* Begin Given entries *

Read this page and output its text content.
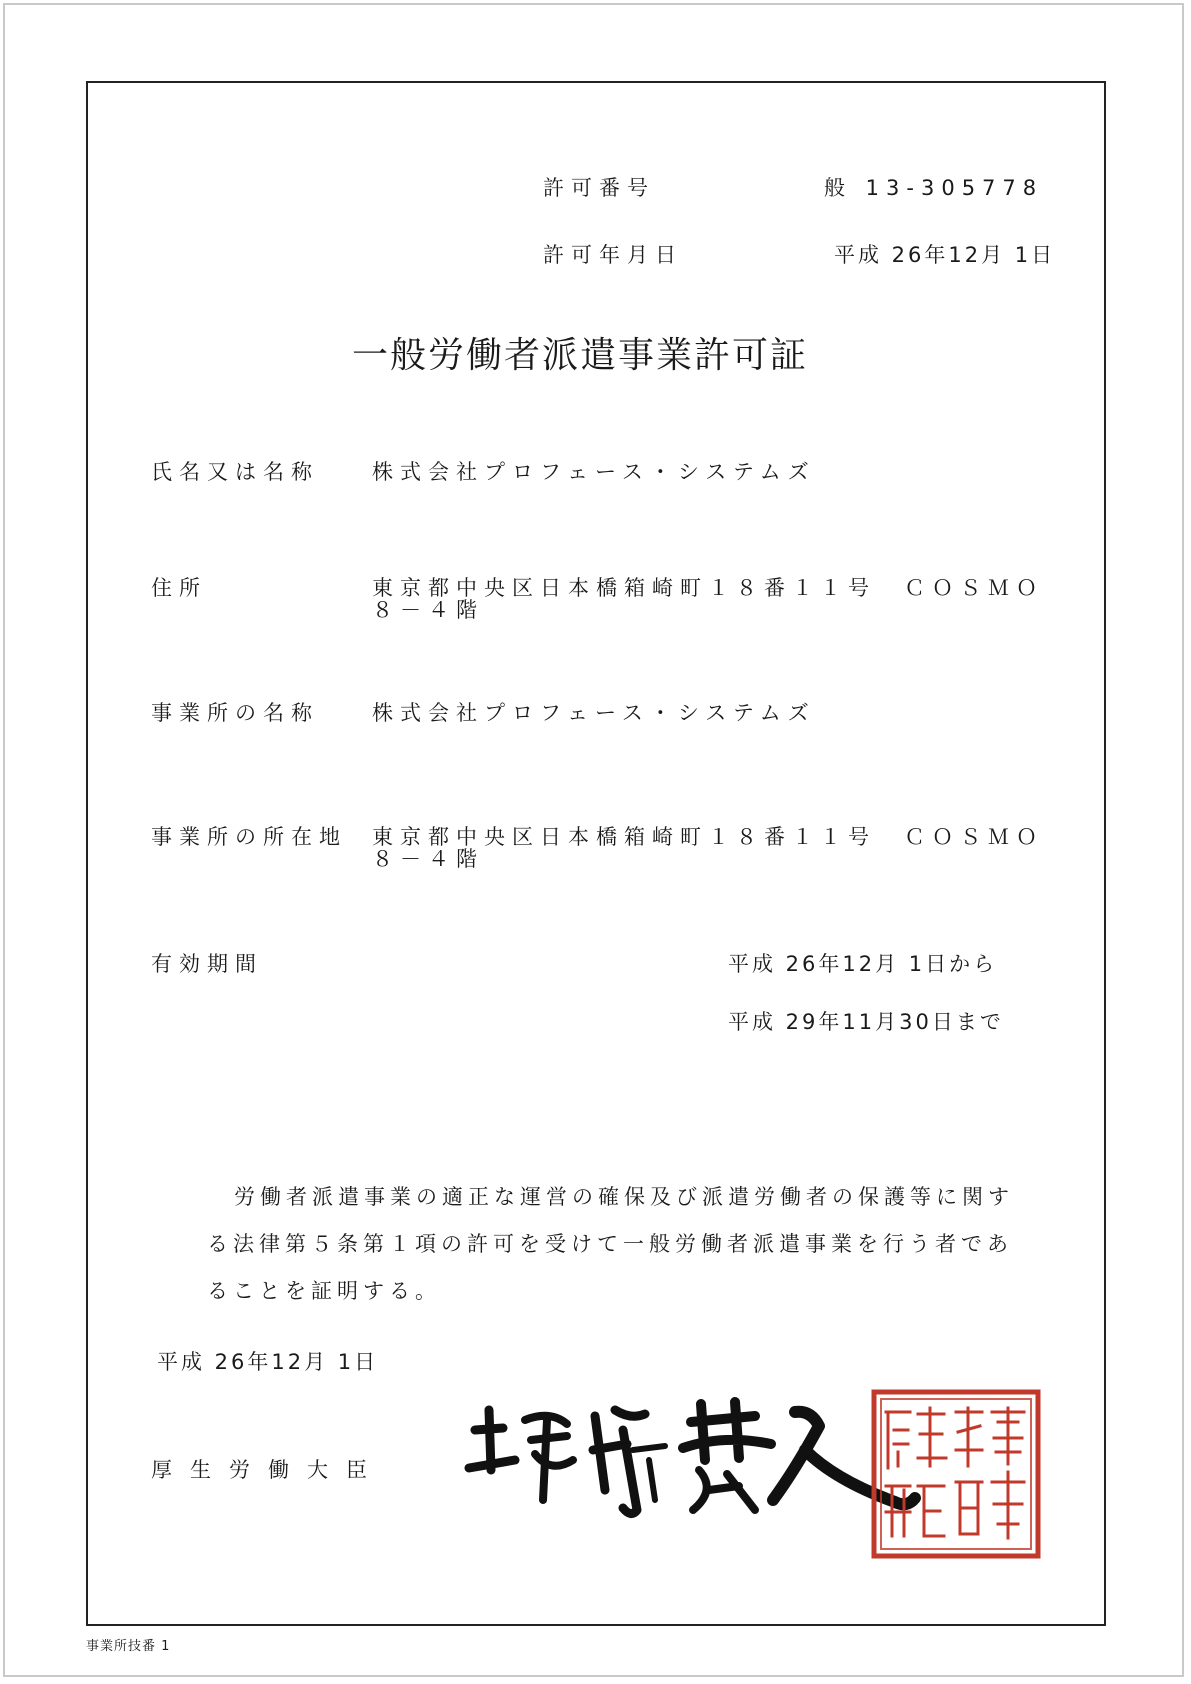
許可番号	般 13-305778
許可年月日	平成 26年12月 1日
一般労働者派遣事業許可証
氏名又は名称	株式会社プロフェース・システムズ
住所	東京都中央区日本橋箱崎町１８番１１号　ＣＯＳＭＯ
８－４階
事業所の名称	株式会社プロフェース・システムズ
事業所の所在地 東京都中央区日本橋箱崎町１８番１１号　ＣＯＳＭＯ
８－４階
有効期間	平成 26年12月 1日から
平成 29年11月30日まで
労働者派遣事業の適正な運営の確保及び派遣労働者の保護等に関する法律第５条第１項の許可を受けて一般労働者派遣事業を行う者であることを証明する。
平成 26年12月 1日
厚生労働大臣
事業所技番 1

* End Given entries *
* Begin Given entries *

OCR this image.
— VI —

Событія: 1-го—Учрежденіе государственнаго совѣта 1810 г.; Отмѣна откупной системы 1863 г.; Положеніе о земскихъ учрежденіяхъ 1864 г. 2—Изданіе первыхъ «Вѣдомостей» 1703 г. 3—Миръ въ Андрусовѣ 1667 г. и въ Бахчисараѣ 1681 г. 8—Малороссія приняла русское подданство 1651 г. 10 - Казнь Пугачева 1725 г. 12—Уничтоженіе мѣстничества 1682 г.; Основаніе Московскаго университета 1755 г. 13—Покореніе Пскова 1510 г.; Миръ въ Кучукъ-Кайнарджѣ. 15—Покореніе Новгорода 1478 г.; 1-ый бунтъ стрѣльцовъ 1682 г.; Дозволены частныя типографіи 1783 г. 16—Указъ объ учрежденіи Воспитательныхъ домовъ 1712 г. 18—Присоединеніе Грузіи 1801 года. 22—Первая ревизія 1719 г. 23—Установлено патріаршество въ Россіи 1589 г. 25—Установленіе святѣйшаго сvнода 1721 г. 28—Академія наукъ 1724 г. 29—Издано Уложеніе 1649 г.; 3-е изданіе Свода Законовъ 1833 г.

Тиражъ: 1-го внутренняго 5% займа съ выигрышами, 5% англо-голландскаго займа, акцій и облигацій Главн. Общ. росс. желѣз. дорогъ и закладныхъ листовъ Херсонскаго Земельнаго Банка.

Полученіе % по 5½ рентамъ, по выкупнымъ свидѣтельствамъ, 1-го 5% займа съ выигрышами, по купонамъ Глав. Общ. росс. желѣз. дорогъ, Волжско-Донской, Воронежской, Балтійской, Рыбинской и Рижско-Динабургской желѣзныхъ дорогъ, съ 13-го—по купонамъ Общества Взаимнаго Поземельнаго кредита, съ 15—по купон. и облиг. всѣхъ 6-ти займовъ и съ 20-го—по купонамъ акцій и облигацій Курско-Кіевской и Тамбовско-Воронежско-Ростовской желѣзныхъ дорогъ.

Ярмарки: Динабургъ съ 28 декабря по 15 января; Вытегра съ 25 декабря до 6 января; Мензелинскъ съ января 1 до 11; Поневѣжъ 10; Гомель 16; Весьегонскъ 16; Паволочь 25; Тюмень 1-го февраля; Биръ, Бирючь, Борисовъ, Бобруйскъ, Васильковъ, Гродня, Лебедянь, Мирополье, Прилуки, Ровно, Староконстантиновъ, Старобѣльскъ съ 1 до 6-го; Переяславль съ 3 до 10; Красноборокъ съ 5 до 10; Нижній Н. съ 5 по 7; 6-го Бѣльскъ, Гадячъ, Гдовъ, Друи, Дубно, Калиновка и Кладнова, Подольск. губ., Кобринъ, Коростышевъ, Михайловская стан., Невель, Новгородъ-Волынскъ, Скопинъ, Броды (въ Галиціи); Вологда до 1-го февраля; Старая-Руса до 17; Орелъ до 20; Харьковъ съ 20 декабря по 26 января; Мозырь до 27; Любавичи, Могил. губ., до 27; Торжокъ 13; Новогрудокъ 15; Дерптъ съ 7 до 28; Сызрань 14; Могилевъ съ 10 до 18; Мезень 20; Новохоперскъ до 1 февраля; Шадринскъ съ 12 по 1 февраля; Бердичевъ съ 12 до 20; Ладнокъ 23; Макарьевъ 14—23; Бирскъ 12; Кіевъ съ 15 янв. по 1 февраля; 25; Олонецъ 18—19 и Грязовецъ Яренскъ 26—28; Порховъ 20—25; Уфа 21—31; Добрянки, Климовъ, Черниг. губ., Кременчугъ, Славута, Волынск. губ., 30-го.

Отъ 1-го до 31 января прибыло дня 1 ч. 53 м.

* End Given entries *
* Begin Given entries *

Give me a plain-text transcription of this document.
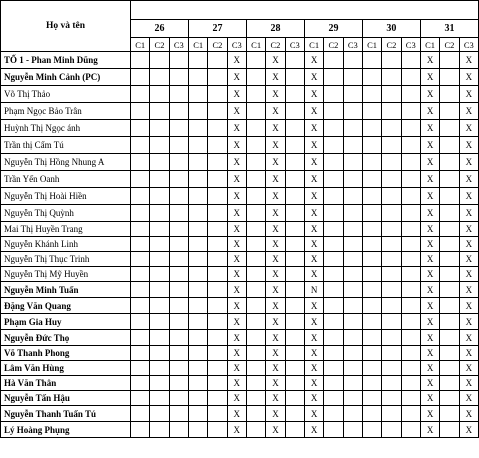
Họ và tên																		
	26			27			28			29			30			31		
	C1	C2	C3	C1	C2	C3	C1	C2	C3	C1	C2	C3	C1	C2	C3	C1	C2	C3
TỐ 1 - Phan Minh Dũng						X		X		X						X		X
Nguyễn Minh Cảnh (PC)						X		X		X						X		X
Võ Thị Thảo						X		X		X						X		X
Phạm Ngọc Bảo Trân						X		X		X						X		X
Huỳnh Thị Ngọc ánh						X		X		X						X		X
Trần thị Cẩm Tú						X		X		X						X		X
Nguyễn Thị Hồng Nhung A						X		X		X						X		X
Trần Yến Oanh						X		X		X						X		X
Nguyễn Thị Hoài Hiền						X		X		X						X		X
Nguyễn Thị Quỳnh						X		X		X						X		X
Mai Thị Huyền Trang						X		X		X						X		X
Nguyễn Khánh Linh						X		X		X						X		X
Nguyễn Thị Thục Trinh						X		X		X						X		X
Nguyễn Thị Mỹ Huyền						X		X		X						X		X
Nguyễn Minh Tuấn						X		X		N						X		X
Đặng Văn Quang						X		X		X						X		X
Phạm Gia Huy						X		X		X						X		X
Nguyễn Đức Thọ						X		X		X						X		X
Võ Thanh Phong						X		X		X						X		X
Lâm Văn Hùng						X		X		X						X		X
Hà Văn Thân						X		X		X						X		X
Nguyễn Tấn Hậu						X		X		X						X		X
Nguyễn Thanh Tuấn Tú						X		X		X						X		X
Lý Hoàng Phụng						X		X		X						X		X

* End Given entries *

### Goal
Report all lines of the data that include the word "займа".

### The result
Тиражъ: 1-го внутренняго 5% займа съ выигрышами, 5% англо-голландскаго займа, акцій и облигацій Главн. Общ. росс. желѣз. дорогъ и закладныхъ листовъ Херсонскаго Земельнаго Банка.
Полученіе % по 5½ рентамъ, по выкупнымъ свидѣтельствамъ, 1-го 5% займа съ выигрышами, по купонамъ Глав. Общ. росс. желѣз. дорогъ, Волжско-Донской, Воронежской, Балтійской, Рыбинской и Рижско-Динабургской желѣзныхъ дорогъ, съ 13-го—по купонамъ Общества Взаимнаго Поземельнаго кредита, съ 15—по купон. и облиг. всѣхъ 6-ти займовъ и съ 20-го—по купонамъ акцій и облигацій Курско-Кіевской и Тамбовско-Воронежско-Ростовской желѣзныхъ дорогъ.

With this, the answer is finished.